- КОРОТКОЕ ЗАДАНИЕ 1
Выпишите все равенства из таблицы двоичного сложения, которую приводит отрывок о двоичной системе.
- КОРОТКОЕ ЗАДАНИЕ 2
Перепишите в виде нумерованного списка строки записей, начиная с самой первой и заканчивая строкой, в которой есть «tree-row[interactable]: Print queues». Пустые строки не включайте.

- ОТРЫВОК ДЛЯ ЧТЕНИЯ
====
Вести счет в двоичной системе легко (но не очень, если вы встретились с ней впервые). Двоичная арифметика тоже проста. Вся таблица сложения здесь выглядит так: 0 + 0 = 0; 0 + 1 = 1; 1 + 1 = 10. Таблица умножения тут выглядит еще проще: 0 × 0 = 0; 0 × 1 = 0; 1 × 1 = 1. Прелесть, правда?

Кроме того, двоичная система практична. Благодаря компактности двоичной записи можно создавать простые электронные схемы, способные выполнять двоичные арифметические операции. Такие схемы, в свою очередь, служат базой для цифровых компьютеров. Так что даже если мы не можем дать определение того, что такое информация, это не мешает нам ее использовать.

 

Точность

 

«А что будет, если у нас есть бесконечное число альтернатив? – спрашивает студент. – Например, между 0 и 1 находится бесконечное количество действительных чисел».

«Если у вас есть бесконечное число альтернатив, тогда у вас есть бесконечное количество информации», – отвечаю я.

Возьмем, например, такое двоичное число: 1001001 0110110 0100000 1110100 1101000 1100101 0100000 1100010 1100101 1100111 1101001 1101110 1101110 1101001 1101110 1101111. В стандартной таблице кодирования ASCII (American Standard Code for Information Interchange – американский стандартный код обмена информацией) каждой букве или символу на клавиатуре присвоено кодовое слово из семи битов[4]. И если воспринимать наше число в кодировке ASCII, мы получим такие символы: I = 1001001; n = 1101110; (пробел) = 0100000; t = 1110100; h = 1101000; e = 1100101; (пробел) = 0100000; b = 1100010; e = 1100101; g = 1100111; i = 1101001; n = 1101110; n = 1101110; i = 1101001; n = 1101110; g = 1100111. Если мы прочтем буквы, то получится «In the beginning» – первые слова библейской фразы «В начале было слово…». Добавляя бит за битом, можно выписать число, соответствующее всему тексту Евангелия от Иоанна. Если мы добавим еще больше битов, то можем получить всю Библию, а за ней Коран, а за ним Сутру белого лотоса, а за ней все книги из Библиотеки Конгресса и т. д. Бесконечное число альтернатив соответствует бесконечному числу цифр или битов, бесконечному количеству информации.
====
- ДОСТУПНЫЕ ЗАПИСИ
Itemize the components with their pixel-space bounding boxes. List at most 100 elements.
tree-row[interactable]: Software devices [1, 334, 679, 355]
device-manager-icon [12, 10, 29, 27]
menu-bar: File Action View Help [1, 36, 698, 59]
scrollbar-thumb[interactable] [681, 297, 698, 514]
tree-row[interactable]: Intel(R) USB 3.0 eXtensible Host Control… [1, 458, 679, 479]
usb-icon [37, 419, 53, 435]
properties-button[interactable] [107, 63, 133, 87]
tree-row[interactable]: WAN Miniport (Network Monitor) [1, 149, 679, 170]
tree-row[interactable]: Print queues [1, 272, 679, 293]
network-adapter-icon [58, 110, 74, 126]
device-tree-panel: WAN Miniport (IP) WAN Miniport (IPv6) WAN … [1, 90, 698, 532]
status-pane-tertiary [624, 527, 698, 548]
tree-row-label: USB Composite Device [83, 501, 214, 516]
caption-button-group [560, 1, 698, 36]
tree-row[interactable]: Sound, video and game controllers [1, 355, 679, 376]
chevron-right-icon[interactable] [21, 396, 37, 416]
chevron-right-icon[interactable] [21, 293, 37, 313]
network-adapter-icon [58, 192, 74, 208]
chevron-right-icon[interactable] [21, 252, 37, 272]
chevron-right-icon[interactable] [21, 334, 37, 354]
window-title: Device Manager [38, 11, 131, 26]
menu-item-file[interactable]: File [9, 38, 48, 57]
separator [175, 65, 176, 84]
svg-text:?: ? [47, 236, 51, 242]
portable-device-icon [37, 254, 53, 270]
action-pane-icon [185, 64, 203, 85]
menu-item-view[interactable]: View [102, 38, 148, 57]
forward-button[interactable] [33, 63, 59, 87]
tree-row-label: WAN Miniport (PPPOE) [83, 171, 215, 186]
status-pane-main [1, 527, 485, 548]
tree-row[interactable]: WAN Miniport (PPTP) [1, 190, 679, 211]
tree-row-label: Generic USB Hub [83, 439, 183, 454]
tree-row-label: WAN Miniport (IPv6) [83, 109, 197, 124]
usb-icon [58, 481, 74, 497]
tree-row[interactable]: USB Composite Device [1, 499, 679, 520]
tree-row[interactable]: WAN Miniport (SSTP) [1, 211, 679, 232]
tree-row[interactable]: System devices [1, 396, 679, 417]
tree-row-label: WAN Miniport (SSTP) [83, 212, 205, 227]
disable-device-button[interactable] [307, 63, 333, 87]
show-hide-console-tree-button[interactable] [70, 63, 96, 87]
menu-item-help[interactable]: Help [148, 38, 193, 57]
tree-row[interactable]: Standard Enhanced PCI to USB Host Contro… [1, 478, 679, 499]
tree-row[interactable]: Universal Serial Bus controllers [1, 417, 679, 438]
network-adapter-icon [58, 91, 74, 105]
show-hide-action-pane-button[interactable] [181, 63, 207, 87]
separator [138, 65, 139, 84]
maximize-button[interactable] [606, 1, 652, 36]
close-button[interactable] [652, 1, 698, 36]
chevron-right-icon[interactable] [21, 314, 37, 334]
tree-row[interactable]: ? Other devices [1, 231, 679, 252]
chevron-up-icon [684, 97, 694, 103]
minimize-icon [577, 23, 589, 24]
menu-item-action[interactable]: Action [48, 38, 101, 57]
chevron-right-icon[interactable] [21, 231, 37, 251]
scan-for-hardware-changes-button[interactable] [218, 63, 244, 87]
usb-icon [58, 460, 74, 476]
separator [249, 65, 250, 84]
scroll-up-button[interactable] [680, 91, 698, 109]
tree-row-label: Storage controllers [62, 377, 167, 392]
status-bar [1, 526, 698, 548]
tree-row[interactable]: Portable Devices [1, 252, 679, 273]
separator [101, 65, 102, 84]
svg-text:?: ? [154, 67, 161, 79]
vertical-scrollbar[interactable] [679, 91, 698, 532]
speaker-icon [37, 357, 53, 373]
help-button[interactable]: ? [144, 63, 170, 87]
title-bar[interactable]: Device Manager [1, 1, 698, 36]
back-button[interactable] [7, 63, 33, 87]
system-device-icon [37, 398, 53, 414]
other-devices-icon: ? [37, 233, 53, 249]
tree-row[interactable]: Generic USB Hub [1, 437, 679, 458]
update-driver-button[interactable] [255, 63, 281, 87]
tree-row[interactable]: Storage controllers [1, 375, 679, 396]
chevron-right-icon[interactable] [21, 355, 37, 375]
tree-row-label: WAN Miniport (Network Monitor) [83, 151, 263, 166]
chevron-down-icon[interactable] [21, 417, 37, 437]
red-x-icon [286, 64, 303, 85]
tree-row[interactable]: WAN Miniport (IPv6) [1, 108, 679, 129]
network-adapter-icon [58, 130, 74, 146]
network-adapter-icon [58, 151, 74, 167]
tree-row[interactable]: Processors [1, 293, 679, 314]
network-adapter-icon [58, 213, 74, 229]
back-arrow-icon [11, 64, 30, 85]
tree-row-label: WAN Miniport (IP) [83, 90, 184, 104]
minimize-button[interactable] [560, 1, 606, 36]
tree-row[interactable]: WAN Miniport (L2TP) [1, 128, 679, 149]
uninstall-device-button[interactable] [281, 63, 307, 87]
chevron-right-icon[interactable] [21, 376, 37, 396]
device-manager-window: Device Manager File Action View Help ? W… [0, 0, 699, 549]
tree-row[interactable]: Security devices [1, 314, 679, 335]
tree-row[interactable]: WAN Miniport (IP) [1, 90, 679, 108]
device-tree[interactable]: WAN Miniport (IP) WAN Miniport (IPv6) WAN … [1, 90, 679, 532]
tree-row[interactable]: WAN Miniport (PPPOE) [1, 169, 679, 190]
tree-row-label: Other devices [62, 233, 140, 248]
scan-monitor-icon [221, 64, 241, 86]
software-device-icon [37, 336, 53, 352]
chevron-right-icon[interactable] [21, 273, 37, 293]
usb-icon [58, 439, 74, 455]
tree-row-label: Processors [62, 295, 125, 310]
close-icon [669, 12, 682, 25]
====
- ПРАВИЛЬНЫЙ ОТВЕТ 1
0 + 0 = 0
0 + 1 = 1
1 + 1 = 10

- ПРАВИЛЬНЫЙ ОТВЕТ 2
1. Itemize the components with their pixel-space bounding boxes. List at most 100 elements.
2. tree-row[interactable]: Software devices [1, 334, 679, 355]
3. device-manager-icon [12, 10, 29, 27]
4. menu-bar: File Action View Help [1, 36, 698, 59]
5. scrollbar-thumb[interactable] [681, 297, 698, 514]
6. tree-row[interactable]: Intel(R) USB 3.0 eXtensible Host Control… [1, 458, 679, 479]
7. usb-icon [37, 419, 53, 435]
8. properties-button[interactable] [107, 63, 133, 87]
9. tree-row[interactable]: WAN Miniport (Network Monitor) [1, 149, 679, 170]
10. tree-row[interactable]: Print queues [1, 272, 679, 293]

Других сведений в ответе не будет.